**EXERCISE OBJECTIVE**. Scan the material below for the string "parking", and copy every line where it shows up.

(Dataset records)
_____
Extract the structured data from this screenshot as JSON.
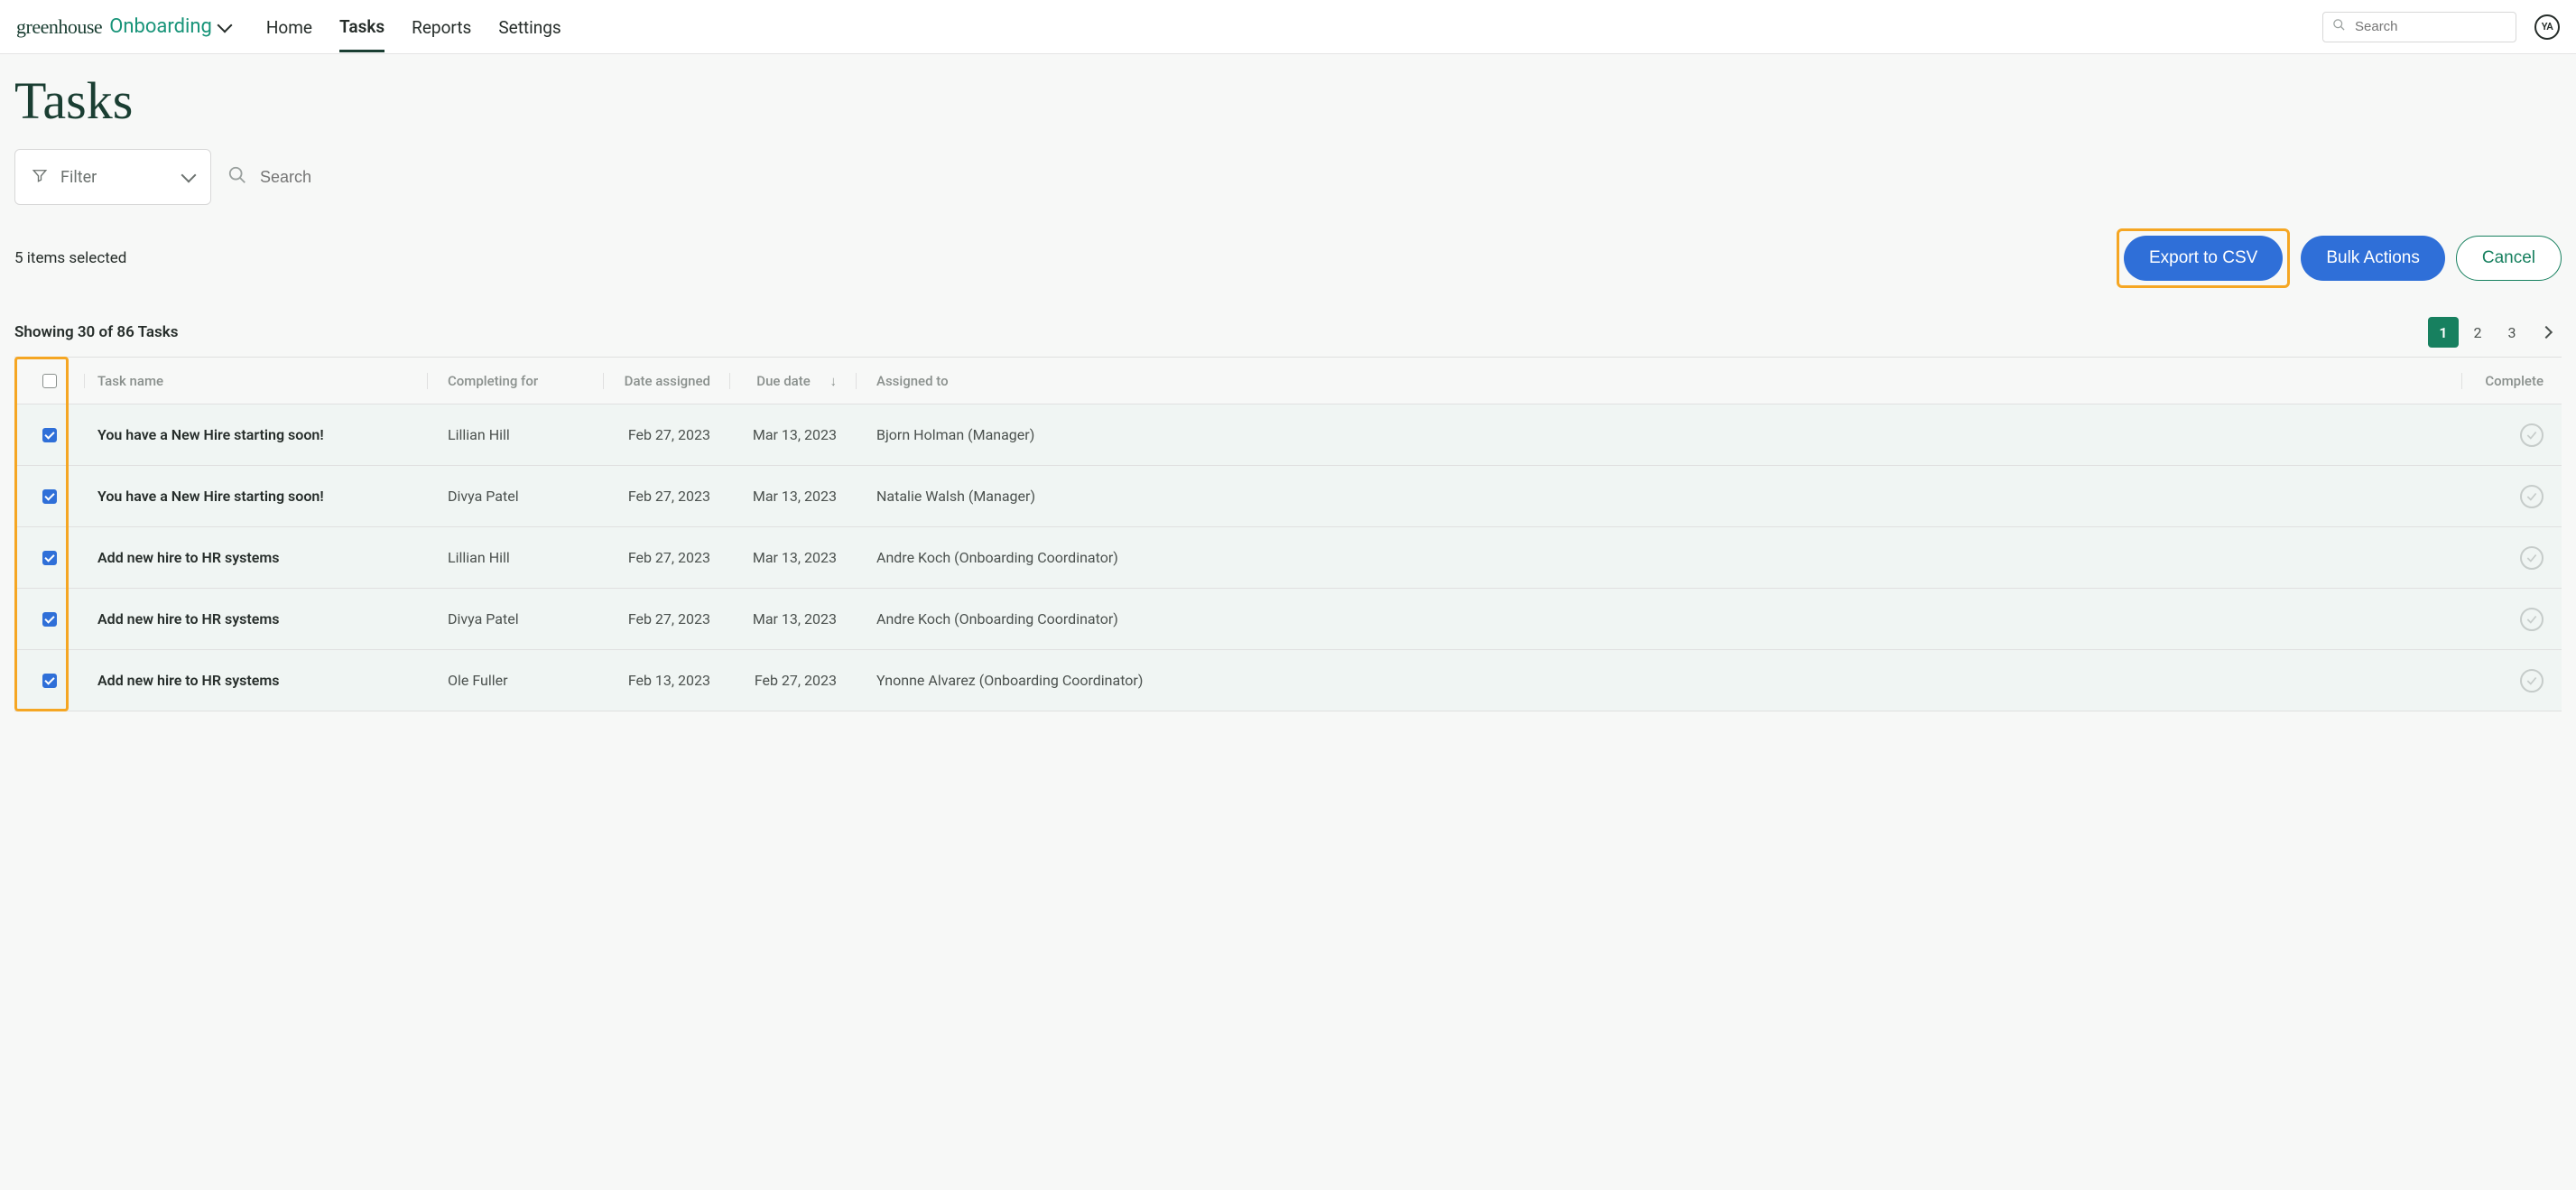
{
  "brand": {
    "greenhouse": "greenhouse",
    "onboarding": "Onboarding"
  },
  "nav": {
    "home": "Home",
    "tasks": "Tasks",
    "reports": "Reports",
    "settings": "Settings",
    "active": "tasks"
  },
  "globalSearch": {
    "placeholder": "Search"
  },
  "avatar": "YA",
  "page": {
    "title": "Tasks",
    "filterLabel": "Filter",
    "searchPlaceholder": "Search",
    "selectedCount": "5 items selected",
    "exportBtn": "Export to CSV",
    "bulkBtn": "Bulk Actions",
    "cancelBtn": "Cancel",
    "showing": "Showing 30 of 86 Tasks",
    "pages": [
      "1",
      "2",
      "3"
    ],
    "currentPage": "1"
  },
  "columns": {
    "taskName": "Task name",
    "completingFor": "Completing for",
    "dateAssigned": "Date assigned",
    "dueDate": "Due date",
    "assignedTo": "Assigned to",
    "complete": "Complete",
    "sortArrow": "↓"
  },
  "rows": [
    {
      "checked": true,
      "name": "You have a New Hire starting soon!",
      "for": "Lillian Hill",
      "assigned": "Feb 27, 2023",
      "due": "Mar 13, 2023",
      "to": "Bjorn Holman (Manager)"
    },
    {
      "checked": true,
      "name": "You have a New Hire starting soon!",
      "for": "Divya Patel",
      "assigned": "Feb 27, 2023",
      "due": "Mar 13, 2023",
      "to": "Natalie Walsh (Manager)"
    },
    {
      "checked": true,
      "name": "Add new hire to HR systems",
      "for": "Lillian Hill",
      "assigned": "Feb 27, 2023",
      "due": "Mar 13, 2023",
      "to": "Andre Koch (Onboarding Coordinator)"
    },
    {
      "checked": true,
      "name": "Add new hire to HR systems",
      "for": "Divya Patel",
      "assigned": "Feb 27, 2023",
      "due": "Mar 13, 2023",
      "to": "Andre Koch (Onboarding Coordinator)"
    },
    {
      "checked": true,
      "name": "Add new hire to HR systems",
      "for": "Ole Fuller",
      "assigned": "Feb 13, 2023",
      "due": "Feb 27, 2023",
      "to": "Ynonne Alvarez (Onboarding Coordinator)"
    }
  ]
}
_____
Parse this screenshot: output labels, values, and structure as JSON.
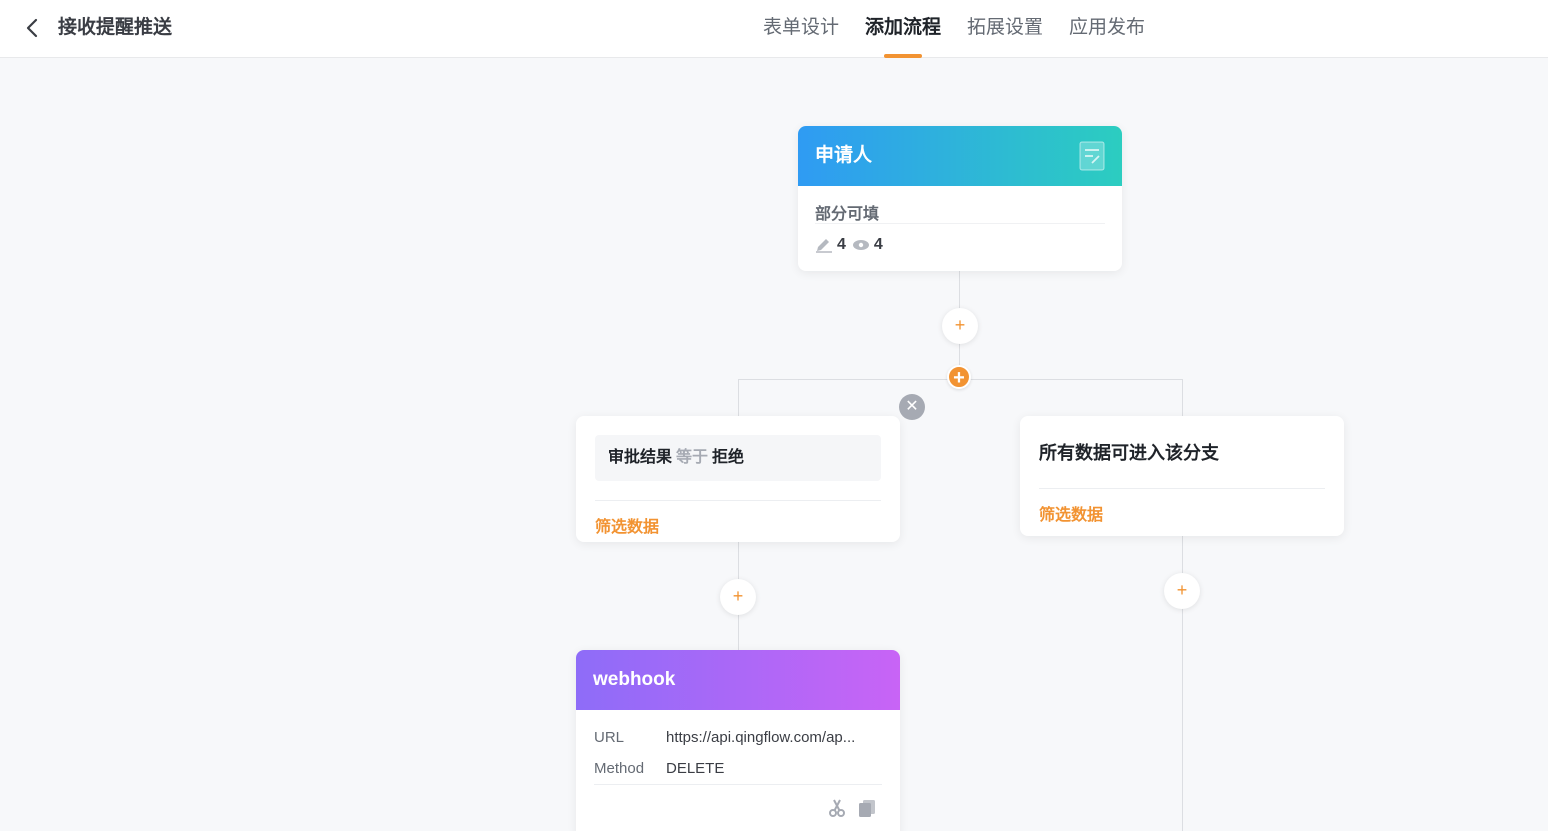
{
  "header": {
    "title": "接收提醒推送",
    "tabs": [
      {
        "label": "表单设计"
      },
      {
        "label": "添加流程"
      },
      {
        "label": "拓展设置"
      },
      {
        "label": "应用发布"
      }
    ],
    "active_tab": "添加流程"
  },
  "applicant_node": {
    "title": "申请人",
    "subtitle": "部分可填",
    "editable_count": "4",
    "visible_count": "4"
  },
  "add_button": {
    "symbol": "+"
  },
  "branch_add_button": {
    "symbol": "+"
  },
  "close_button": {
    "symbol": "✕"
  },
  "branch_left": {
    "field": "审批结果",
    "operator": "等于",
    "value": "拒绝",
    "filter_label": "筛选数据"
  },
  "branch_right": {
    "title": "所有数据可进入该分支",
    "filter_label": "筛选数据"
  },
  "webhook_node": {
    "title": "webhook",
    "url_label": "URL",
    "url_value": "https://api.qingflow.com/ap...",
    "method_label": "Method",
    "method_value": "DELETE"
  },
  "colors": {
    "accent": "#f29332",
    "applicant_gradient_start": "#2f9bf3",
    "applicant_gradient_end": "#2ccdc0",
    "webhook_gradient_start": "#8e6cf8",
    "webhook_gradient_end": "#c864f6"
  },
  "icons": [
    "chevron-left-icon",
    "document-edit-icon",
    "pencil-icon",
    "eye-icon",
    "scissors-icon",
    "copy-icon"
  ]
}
_____
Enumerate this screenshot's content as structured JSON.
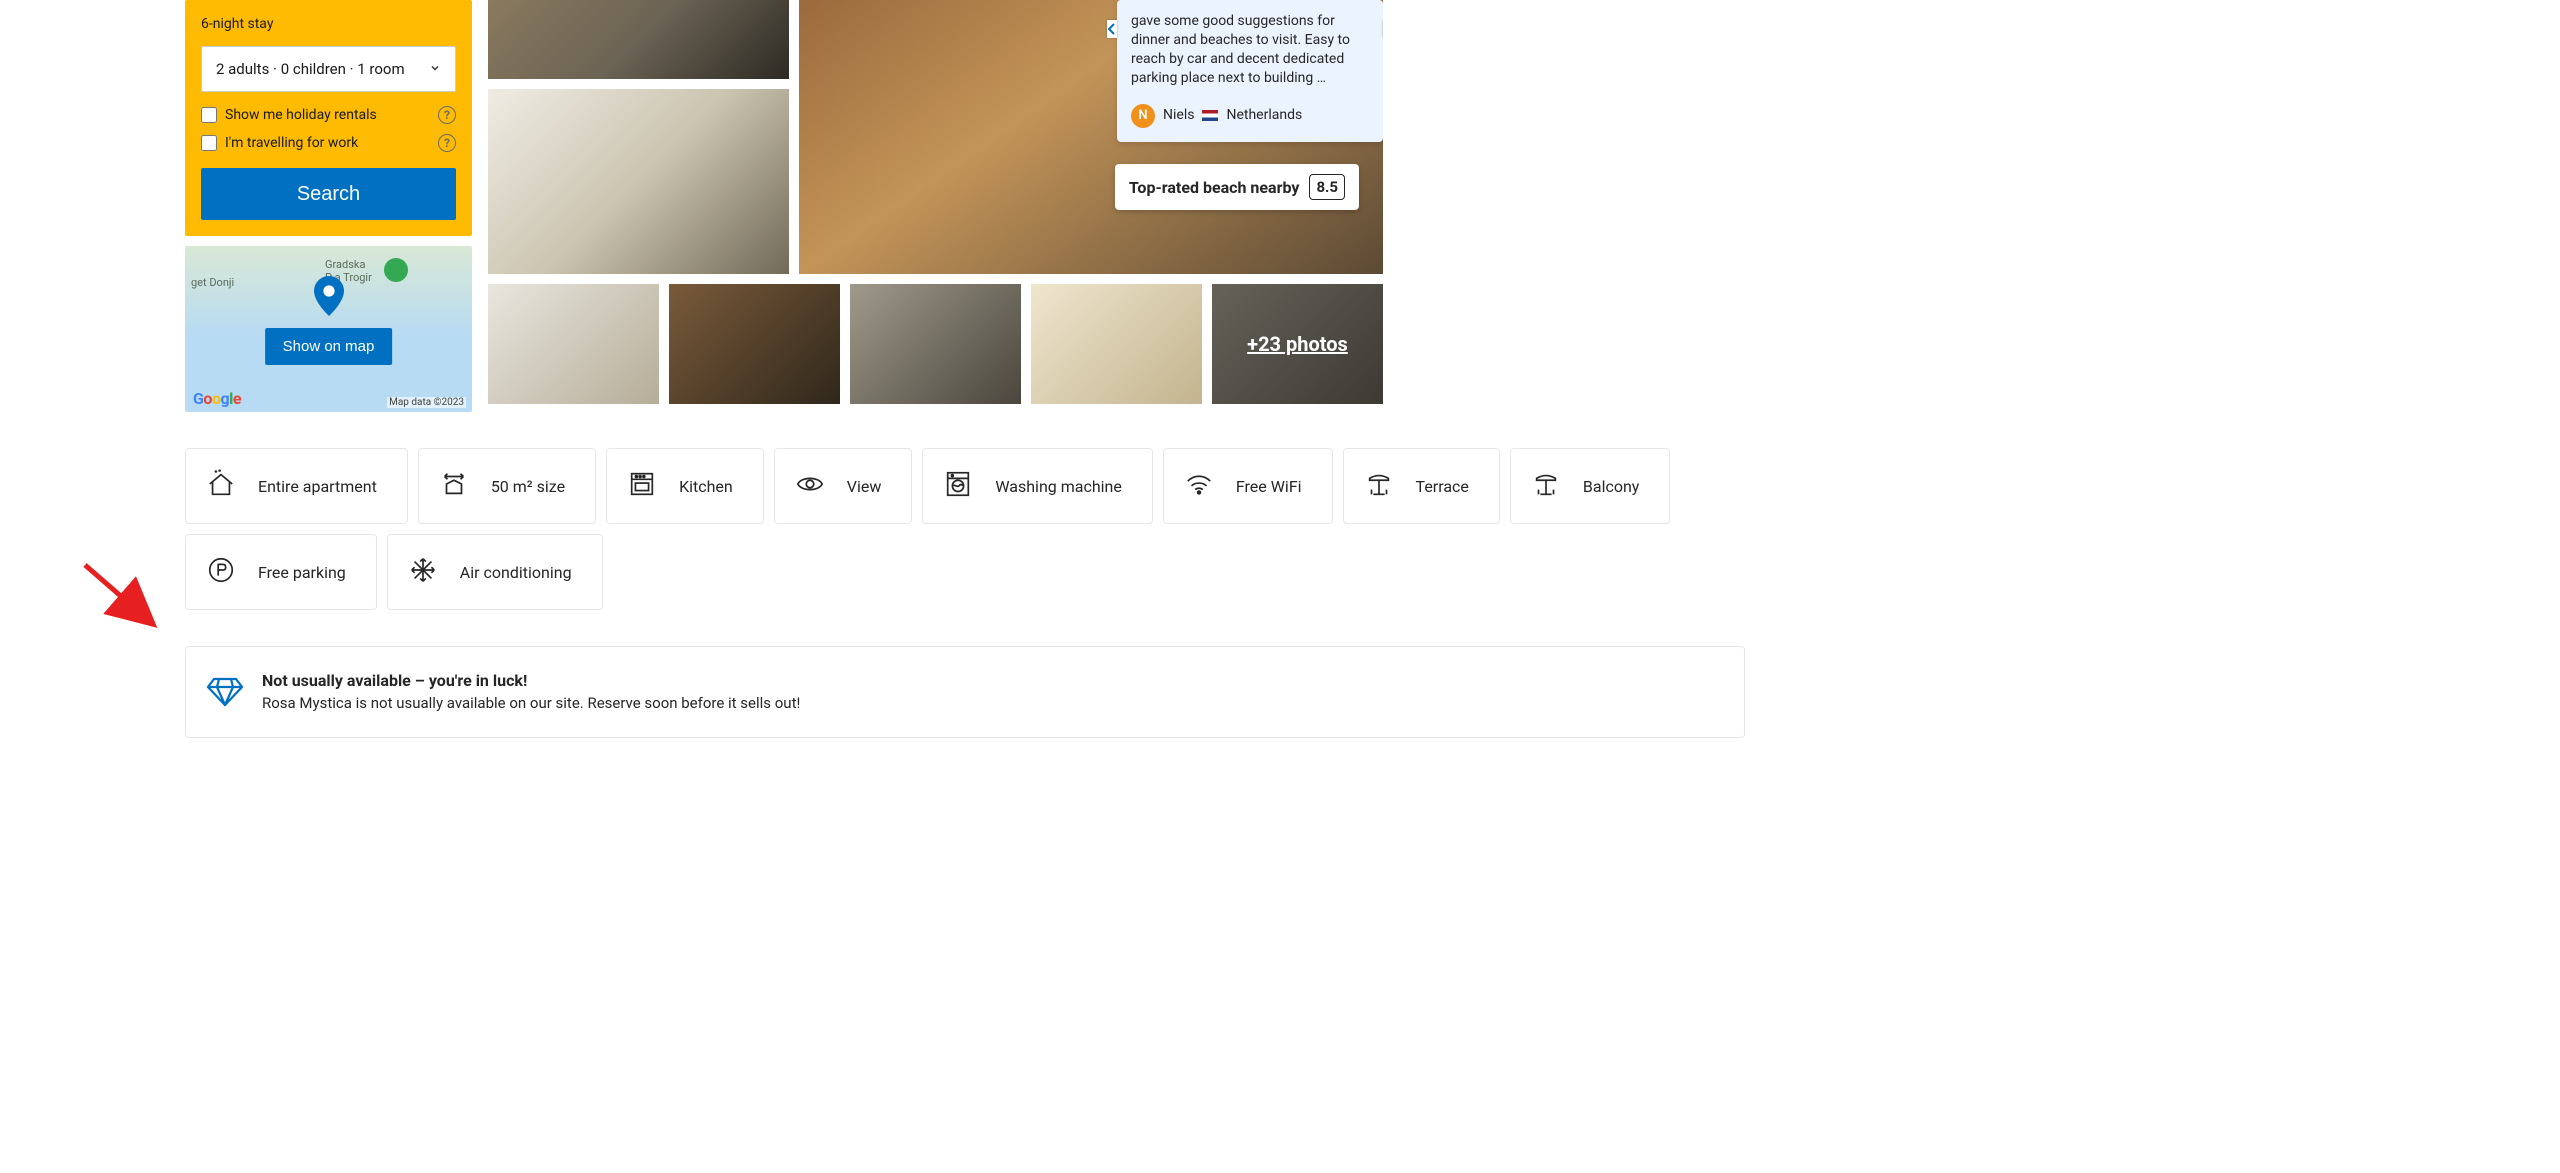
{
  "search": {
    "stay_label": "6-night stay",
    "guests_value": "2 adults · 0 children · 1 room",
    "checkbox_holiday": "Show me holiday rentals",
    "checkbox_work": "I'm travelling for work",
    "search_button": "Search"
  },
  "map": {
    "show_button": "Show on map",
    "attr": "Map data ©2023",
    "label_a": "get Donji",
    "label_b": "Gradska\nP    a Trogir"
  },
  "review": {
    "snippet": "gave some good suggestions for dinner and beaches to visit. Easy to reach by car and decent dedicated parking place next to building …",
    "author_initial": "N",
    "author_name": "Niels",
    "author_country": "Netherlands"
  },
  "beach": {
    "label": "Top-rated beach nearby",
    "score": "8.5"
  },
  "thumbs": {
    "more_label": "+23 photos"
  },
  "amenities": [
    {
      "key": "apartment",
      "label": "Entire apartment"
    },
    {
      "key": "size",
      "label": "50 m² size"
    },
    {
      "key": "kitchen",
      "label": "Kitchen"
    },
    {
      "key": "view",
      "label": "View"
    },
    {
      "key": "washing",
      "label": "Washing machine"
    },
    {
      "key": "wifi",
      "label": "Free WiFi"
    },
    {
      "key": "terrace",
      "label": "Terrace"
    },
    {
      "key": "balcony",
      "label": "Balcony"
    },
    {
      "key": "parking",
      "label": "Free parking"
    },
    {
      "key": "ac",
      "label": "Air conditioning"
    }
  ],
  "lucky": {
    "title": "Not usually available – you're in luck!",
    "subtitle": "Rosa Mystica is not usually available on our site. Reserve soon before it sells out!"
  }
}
_____
**WRITTEN SOLUTION**.
    "snippet": "gave some good suggestions for dinner and beaches to visit. Easy to reach by car and decent dedicated parking place next to building …",
      "key": "parking",
      "label": "Free parking"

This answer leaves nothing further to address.